(Rows from a figure dataset)

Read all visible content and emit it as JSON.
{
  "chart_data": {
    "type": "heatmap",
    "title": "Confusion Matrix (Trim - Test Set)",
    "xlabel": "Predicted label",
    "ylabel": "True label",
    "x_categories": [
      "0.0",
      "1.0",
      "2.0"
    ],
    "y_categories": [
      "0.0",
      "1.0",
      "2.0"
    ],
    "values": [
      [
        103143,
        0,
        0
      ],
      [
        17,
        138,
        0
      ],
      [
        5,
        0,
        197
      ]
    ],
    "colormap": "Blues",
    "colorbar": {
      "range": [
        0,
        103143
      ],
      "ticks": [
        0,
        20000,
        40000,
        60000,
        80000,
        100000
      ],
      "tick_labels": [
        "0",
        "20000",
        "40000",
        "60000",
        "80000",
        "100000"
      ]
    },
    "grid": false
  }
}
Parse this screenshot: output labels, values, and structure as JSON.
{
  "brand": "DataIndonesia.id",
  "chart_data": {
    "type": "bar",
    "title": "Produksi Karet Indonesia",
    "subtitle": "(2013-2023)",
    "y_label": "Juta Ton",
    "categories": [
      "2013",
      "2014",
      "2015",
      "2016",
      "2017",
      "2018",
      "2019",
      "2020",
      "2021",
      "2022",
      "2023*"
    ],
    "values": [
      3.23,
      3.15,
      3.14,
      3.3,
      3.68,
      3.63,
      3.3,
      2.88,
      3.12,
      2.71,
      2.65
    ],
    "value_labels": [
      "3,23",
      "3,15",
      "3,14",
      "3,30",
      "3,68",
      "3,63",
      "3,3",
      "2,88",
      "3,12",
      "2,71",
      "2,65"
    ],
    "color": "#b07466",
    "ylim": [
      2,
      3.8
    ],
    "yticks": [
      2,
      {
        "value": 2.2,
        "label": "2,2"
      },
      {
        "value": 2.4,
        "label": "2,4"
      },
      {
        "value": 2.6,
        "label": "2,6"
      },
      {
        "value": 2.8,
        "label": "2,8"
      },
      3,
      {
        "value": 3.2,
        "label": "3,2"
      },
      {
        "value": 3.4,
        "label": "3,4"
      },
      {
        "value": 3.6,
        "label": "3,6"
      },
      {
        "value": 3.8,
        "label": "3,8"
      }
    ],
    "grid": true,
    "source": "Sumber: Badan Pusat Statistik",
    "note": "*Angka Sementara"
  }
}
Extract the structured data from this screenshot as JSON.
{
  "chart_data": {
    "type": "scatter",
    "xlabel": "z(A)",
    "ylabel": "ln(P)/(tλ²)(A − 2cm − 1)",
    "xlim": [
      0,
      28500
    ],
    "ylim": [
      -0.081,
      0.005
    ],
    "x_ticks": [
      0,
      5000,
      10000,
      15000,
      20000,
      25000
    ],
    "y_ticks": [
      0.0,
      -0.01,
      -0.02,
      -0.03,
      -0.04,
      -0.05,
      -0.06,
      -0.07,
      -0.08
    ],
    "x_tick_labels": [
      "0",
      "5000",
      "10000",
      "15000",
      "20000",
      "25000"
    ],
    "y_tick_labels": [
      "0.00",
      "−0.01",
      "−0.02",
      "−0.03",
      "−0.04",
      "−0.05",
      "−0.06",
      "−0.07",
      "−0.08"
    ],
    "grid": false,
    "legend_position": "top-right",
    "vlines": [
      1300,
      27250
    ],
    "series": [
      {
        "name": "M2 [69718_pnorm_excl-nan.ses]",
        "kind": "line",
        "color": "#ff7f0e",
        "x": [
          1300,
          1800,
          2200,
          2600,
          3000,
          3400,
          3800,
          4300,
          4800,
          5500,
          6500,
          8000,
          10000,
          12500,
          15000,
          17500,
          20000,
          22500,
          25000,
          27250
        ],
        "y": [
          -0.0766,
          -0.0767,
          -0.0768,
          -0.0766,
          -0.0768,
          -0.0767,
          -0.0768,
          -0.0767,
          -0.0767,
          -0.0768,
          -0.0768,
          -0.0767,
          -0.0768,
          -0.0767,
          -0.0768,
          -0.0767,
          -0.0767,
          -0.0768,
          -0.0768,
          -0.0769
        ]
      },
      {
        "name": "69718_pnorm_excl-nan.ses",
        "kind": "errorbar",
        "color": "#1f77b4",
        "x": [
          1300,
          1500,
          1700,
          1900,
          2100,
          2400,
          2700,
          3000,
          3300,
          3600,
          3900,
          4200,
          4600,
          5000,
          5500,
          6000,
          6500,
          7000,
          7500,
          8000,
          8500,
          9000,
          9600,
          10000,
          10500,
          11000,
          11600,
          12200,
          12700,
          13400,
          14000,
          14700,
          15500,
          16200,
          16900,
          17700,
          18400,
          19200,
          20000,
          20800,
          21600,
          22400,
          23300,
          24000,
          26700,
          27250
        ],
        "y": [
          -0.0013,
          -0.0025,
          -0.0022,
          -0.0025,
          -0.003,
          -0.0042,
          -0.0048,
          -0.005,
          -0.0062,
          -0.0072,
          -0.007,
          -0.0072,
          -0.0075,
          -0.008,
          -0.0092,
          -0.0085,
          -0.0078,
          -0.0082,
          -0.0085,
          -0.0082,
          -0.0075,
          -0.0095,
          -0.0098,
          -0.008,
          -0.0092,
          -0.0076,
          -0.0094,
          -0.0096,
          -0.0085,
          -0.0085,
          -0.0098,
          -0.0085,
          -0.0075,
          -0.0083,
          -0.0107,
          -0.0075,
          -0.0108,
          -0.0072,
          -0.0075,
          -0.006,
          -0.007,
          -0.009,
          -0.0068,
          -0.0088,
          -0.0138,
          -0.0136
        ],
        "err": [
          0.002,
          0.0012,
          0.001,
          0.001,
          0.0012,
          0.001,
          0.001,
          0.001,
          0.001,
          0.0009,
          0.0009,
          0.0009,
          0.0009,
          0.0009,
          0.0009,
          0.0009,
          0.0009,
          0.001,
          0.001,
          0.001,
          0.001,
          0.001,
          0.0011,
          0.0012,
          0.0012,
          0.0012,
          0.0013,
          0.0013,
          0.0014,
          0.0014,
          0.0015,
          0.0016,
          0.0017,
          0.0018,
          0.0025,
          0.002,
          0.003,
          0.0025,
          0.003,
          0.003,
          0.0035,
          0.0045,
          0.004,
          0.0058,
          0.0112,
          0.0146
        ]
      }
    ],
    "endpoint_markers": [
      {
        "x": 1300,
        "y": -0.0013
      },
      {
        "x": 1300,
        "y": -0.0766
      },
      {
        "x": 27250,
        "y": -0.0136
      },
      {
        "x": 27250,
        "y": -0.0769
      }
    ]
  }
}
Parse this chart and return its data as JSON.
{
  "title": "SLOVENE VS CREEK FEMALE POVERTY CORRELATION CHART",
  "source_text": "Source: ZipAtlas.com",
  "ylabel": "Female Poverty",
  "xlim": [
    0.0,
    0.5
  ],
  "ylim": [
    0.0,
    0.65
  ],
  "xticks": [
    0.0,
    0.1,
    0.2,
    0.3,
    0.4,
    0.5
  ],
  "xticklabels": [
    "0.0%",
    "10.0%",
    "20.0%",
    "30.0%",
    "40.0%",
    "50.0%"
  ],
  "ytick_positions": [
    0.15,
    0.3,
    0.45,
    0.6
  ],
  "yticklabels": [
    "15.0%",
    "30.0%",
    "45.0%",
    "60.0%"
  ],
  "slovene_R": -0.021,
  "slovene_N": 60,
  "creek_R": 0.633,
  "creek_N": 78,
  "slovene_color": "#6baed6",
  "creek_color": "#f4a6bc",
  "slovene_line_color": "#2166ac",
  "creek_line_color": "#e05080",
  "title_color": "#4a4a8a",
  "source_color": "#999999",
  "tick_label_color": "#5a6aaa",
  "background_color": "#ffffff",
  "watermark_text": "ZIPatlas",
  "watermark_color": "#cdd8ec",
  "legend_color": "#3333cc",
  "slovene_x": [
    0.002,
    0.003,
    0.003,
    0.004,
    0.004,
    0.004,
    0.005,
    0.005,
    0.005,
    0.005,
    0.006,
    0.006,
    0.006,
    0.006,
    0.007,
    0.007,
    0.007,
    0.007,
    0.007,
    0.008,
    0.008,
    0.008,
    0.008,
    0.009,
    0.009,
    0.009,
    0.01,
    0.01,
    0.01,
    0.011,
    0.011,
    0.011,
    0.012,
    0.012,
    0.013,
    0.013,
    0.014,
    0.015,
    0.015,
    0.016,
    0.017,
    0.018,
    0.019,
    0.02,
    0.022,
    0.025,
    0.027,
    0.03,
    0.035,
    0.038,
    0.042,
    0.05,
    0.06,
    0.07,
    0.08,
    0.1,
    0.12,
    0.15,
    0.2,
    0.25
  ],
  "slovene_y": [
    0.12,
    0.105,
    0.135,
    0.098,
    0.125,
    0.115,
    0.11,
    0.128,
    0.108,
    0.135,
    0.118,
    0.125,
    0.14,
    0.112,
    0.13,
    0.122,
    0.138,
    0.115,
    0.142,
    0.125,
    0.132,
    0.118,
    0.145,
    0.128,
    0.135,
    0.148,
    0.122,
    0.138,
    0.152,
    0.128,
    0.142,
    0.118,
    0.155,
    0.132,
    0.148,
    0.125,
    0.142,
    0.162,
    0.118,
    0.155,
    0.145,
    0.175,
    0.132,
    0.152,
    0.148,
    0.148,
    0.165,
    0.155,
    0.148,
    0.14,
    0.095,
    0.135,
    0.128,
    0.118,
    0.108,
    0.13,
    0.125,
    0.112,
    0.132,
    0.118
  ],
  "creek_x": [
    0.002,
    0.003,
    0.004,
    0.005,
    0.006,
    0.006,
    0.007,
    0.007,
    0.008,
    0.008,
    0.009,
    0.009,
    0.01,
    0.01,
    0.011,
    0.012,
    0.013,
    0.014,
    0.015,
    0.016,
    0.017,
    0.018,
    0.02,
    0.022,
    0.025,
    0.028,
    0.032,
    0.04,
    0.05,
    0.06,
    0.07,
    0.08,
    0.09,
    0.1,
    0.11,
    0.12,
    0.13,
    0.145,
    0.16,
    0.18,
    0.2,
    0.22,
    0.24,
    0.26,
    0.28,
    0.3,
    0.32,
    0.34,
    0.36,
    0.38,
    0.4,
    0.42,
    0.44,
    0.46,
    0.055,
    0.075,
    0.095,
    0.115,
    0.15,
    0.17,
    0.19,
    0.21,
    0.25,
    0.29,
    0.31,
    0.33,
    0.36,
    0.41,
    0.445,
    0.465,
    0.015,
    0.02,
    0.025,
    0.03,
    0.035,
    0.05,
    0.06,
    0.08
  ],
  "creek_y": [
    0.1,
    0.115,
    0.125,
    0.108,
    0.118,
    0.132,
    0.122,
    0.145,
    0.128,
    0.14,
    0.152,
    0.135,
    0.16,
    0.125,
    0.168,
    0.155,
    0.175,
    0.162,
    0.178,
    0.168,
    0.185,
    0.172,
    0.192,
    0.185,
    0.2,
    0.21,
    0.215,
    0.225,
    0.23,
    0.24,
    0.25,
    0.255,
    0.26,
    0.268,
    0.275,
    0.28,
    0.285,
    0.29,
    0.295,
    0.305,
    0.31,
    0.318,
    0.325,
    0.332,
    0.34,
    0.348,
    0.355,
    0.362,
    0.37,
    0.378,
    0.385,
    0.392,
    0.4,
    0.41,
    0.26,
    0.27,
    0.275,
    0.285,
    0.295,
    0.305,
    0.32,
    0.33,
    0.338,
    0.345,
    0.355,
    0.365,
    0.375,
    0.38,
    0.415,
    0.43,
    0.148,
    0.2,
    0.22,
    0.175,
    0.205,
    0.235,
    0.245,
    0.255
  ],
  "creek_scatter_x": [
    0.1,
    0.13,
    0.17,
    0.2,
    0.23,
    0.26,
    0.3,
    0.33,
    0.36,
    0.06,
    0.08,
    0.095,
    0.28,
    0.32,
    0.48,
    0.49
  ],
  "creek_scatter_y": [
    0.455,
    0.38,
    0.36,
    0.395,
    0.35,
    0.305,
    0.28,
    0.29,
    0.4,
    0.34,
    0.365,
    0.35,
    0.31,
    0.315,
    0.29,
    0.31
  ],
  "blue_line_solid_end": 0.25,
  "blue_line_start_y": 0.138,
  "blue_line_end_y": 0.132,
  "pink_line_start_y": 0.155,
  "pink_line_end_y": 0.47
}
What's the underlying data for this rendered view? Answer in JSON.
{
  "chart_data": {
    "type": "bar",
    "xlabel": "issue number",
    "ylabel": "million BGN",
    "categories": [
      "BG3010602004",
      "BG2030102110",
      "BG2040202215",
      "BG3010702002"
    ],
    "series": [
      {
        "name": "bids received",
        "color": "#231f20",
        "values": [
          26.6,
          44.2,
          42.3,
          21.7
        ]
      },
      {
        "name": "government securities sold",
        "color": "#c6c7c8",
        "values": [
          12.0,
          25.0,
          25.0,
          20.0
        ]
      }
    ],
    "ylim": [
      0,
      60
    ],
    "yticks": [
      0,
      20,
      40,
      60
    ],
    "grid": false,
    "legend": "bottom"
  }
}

Required task | Check each line of the entries above, and show every one holding the word "screenshot".

Answer for the task |
Parse this screenshot: output labels, values, and structure as JSON.
Extract the structured data from this screenshot as JSON.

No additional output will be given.